### Exercise aim
The entries below are to be transcribed in full, without their images.

### Extracted information
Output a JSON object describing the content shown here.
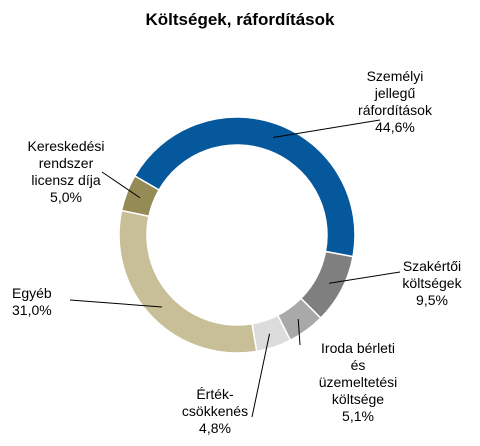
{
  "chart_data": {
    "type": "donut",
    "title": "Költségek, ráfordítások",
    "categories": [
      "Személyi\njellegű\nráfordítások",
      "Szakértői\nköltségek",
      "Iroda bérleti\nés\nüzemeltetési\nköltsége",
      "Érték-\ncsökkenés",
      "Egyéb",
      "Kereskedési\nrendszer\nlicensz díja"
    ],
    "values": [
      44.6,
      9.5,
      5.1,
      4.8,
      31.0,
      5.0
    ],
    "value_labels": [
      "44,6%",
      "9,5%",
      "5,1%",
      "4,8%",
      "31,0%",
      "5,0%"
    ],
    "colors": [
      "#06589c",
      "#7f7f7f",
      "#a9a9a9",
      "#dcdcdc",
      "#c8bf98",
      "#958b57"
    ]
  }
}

### Response below
Output a JSON object describing the content shown here.
{
  "chart_data": {
    "type": "donut",
    "title": "Költségek, ráfordítások",
    "categories": [
      "Személyi\njellegű\nráfordítások",
      "Szakértői\nköltségek",
      "Iroda bérleti\nés\nüzemeltetési\nköltsége",
      "Érték-\ncsökkenés",
      "Egyéb",
      "Kereskedési\nrendszer\nlicensz díja"
    ],
    "values": [
      44.6,
      9.5,
      5.1,
      4.8,
      31.0,
      5.0
    ],
    "value_labels": [
      "44,6%",
      "9,5%",
      "5,1%",
      "4,8%",
      "31,0%",
      "5,0%"
    ],
    "colors": [
      "#06589c",
      "#7f7f7f",
      "#a9a9a9",
      "#dcdcdc",
      "#c8bf98",
      "#958b57"
    ]
  }
}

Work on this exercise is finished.